## TASK MATERIAL

┌────────

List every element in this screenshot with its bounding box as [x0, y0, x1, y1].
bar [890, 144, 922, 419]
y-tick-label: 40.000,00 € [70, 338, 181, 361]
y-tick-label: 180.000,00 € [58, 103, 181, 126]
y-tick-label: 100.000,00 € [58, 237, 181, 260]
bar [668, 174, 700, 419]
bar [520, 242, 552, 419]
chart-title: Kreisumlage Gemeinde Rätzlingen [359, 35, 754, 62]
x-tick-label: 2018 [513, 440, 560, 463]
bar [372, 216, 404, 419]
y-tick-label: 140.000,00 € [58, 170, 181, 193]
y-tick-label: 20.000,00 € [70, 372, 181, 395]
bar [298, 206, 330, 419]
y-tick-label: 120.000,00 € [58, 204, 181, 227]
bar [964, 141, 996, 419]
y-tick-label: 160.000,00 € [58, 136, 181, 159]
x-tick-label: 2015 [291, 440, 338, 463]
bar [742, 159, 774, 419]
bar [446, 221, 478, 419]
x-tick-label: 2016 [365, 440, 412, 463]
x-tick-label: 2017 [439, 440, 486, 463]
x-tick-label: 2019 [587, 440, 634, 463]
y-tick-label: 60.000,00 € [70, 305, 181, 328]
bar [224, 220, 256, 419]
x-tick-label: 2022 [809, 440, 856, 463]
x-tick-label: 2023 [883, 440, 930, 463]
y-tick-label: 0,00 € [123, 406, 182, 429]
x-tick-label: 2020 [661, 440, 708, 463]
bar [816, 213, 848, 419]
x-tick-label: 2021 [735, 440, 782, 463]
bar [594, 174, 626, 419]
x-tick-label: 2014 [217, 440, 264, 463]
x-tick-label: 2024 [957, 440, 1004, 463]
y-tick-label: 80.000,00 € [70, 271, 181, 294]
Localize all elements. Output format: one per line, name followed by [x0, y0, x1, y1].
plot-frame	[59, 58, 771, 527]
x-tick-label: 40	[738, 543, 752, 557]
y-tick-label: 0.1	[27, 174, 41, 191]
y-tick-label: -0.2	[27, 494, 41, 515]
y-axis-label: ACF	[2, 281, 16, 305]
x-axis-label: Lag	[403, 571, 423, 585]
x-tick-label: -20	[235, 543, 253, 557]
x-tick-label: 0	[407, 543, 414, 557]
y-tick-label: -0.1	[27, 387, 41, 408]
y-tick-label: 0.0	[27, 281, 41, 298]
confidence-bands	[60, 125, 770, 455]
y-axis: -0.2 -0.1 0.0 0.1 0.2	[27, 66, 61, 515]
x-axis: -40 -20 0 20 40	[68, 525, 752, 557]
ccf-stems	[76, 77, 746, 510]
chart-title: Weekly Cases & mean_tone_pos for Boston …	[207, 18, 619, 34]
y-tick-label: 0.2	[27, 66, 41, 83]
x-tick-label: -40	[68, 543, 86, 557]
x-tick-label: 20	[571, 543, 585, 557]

└────────

## THE EXERCISE
Show each line in the data above that contains the string "title", copying every such line in full.

## WORKED ANSWER
chart-title: Kreisumlage Gemeinde Rätzlingen [359, 35, 754, 62]
chart-title: Weekly Cases & mean_tone_pos for Boston …	[207, 18, 619, 34]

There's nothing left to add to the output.